*Record extracts*:
START
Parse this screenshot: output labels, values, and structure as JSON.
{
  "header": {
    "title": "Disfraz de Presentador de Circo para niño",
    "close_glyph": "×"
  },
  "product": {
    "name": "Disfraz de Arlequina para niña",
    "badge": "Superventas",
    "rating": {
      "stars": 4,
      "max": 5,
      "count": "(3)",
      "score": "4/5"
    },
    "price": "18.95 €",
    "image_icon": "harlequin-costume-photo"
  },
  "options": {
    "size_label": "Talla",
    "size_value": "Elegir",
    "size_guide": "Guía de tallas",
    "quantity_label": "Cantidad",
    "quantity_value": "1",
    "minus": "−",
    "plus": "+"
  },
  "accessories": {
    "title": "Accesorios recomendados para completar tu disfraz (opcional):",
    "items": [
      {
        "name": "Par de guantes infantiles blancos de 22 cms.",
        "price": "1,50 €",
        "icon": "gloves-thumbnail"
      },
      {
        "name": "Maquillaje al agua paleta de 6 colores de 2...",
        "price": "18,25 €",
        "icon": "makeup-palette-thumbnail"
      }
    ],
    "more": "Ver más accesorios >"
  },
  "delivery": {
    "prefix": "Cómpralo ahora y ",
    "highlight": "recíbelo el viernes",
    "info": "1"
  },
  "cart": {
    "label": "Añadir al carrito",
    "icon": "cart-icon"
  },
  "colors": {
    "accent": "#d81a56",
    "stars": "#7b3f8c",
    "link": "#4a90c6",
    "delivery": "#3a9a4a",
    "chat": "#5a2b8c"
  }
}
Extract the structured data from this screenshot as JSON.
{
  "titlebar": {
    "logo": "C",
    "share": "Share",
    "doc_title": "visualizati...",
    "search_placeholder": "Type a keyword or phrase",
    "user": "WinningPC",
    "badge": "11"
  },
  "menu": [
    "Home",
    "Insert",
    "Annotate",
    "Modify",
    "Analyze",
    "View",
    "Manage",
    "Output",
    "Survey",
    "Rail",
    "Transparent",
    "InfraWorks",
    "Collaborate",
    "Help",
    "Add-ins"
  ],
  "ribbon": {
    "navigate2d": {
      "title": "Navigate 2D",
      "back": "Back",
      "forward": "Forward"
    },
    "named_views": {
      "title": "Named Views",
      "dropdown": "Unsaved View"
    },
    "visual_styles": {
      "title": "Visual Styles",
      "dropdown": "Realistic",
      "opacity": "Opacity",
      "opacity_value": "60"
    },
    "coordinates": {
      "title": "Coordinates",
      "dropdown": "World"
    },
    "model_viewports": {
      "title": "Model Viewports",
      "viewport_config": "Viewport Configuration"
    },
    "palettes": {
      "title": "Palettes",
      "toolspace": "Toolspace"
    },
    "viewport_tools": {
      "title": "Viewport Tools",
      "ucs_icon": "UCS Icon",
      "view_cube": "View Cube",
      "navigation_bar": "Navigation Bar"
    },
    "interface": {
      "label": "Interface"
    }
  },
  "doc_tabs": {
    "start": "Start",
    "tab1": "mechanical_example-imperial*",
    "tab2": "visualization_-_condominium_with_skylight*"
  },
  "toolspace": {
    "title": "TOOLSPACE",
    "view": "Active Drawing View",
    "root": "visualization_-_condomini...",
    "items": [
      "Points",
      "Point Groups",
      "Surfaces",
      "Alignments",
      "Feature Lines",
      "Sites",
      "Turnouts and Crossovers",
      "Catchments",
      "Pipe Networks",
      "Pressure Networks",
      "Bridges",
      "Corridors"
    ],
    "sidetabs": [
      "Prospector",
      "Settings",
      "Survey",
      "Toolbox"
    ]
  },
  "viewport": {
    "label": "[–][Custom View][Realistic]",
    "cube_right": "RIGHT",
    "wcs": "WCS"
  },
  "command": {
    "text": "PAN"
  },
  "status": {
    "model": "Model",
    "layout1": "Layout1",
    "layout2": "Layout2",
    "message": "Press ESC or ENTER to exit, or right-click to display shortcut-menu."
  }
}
END
*Set exercise*:
Tell how many lines of the records above hold the string "para". Give no other text.

*The completed task*:
3